DIRECTIVE.
Give only the number of lines that contain the word "name".

◆ ◆ ◆ ◆ ◆

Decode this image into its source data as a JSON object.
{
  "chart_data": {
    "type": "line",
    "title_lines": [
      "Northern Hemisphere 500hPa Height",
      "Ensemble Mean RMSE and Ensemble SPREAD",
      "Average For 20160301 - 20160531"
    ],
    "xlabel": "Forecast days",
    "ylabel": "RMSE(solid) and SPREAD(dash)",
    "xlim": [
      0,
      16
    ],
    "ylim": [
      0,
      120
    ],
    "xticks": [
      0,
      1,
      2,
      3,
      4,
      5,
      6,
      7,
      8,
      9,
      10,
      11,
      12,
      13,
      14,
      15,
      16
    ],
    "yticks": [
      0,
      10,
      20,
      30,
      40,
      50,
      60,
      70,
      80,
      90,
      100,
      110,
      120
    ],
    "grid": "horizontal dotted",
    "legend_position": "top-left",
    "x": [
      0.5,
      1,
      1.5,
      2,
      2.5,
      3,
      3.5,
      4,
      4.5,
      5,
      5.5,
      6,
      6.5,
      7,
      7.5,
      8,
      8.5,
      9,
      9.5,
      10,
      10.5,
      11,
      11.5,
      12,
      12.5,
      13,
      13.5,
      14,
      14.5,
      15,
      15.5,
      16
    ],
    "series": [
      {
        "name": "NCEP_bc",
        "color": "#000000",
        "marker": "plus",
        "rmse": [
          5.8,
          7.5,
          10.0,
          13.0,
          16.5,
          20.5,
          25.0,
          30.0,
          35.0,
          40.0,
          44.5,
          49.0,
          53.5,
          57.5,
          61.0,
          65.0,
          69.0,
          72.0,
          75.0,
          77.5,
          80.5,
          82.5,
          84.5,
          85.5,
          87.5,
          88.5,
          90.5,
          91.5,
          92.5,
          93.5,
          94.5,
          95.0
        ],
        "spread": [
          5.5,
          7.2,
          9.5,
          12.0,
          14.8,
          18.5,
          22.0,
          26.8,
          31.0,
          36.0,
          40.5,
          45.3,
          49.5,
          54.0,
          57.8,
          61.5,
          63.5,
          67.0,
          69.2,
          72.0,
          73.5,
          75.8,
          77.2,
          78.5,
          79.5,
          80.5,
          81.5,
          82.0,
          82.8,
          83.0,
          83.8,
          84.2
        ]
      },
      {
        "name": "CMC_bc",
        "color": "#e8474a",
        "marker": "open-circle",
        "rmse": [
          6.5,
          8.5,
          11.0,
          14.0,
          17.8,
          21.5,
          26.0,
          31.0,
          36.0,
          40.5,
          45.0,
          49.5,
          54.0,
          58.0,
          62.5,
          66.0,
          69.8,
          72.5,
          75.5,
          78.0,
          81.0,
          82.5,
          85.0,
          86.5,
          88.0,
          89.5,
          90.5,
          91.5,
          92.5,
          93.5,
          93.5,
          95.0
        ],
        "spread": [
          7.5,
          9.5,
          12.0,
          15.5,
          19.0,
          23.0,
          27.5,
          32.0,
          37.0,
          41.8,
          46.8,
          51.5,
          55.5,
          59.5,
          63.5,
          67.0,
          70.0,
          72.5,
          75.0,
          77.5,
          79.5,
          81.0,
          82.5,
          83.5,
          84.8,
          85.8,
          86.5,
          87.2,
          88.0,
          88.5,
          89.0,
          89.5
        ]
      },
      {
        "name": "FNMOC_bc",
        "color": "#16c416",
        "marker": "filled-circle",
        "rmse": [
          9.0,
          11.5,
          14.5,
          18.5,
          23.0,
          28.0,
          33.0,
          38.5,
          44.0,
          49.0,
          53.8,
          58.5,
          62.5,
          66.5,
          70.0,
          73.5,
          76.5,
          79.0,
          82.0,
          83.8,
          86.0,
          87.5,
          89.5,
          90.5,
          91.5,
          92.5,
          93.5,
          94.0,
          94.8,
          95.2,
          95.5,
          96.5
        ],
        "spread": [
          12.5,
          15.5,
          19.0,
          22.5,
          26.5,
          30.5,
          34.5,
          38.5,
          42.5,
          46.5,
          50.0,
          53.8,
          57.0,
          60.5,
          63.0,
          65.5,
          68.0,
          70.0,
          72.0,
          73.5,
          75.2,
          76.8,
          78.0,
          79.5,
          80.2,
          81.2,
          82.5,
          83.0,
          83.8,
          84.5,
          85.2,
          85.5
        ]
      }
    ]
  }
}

◆ ◆ ◆ ◆ ◆

RIGHT ANSWER.
3